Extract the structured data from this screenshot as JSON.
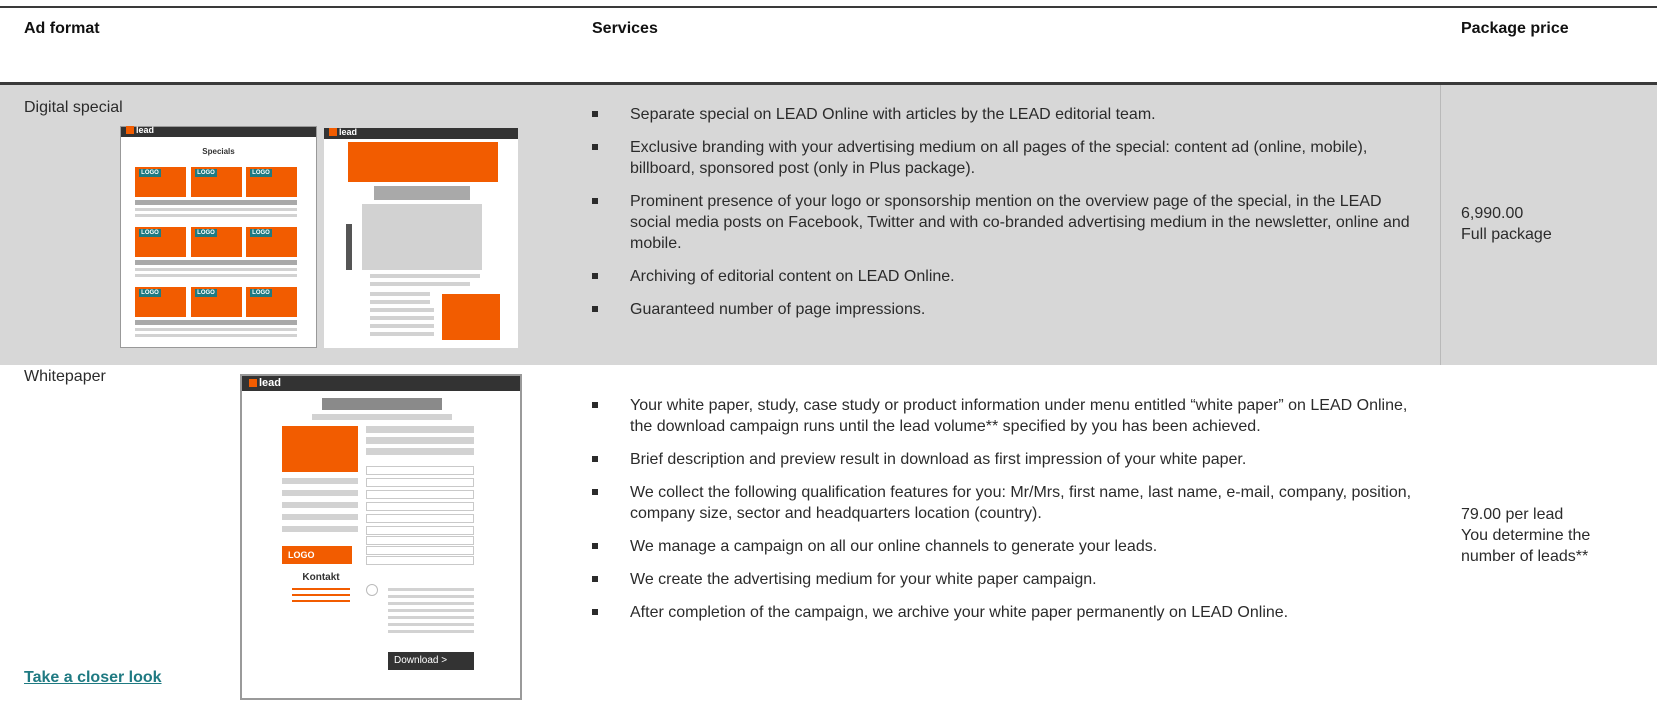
{
  "table": {
    "headers": {
      "ad_format": "Ad format",
      "services": "Services",
      "package_price": "Package price"
    },
    "rows": [
      {
        "format": "Digital special",
        "services": [
          "Separate special on LEAD Online with articles by the LEAD editorial team.",
          "Exclusive branding with your advertising medium on all pages of the special: content ad (online, mobile), billboard, sponsored post (only in Plus package).",
          "Prominent presence of your logo or sponsorship mention on the overview page of the special, in the LEAD social media posts on Facebook, Twitter and with co-branded advertising medium in the newsletter, online and mobile.",
          "Archiving of editorial content on LEAD Online.",
          "Guaranteed number of page impressions."
        ],
        "price_line1": "6,990.00",
        "price_line2": "Full package",
        "mockup": {
          "brand": "lead",
          "heading": "Specials",
          "logo_label": "LOGO"
        }
      },
      {
        "format": "Whitepaper",
        "link": "Take a closer look",
        "services": [
          "Your white paper, study, case study or product information under menu entitled “white paper” on LEAD Online, the download campaign runs until the lead volume**  specified by you has been achieved.",
          "Brief description and preview result in download as first impression of your white paper.",
          "We collect the following qualification features for you: Mr/Mrs, first name, last name, e-mail, company, position, company size, sector and headquarters location (country).",
          "We manage a campaign on all our online channels to generate your leads.",
          "We create the advertising medium for your white paper campaign.",
          "After completion of the campaign, we archive your white paper permanently on LEAD Online."
        ],
        "price_line1": "79.00 per lead",
        "price_line2": "You determine the",
        "price_line3": "number of leads**",
        "mockup": {
          "brand": "lead",
          "logo_label": "LOGO",
          "contact_label": "Kontakt",
          "download_label": "Download >"
        }
      }
    ]
  },
  "colors": {
    "accent_orange": "#f25c00",
    "teal": "#1f7a82",
    "row_grey": "#d7d7d7"
  }
}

→ **JOB**
Give every line back word for word and leave the pictures out.

→ **THE SOLUTION**
Extract the structured data from this screenshot as JSON.
{
  "table": {
    "headers": {
      "ad_format": "Ad format",
      "services": "Services",
      "package_price": "Package price"
    },
    "rows": [
      {
        "format": "Digital special",
        "services": [
          "Separate special on LEAD Online with articles by the LEAD editorial team.",
          "Exclusive branding with your advertising medium on all pages of the special: content ad (online, mobile), billboard, sponsored post (only in Plus package).",
          "Prominent presence of your logo or sponsorship mention on the overview page of the special, in the LEAD social media posts on Facebook, Twitter and with co-branded advertising medium in the newsletter, online and mobile.",
          "Archiving of editorial content on LEAD Online.",
          "Guaranteed number of page impressions."
        ],
        "price_line1": "6,990.00",
        "price_line2": "Full package",
        "mockup": {
          "brand": "lead",
          "heading": "Specials",
          "logo_label": "LOGO"
        }
      },
      {
        "format": "Whitepaper",
        "link": "Take a closer look",
        "services": [
          "Your white paper, study, case study or product information under menu entitled “white paper” on LEAD Online, the download campaign runs until the lead volume**  specified by you has been achieved.",
          "Brief description and preview result in download as first impression of your white paper.",
          "We collect the following qualification features for you: Mr/Mrs, first name, last name, e-mail, company, position, company size, sector and headquarters location (country).",
          "We manage a campaign on all our online channels to generate your leads.",
          "We create the advertising medium for your white paper campaign.",
          "After completion of the campaign, we archive your white paper permanently on LEAD Online."
        ],
        "price_line1": "79.00 per lead",
        "price_line2": "You determine the",
        "price_line3": "number of leads**",
        "mockup": {
          "brand": "lead",
          "logo_label": "LOGO",
          "contact_label": "Kontakt",
          "download_label": "Download >"
        }
      }
    ]
  },
  "colors": {
    "accent_orange": "#f25c00",
    "teal": "#1f7a82",
    "row_grey": "#d7d7d7"
  }
}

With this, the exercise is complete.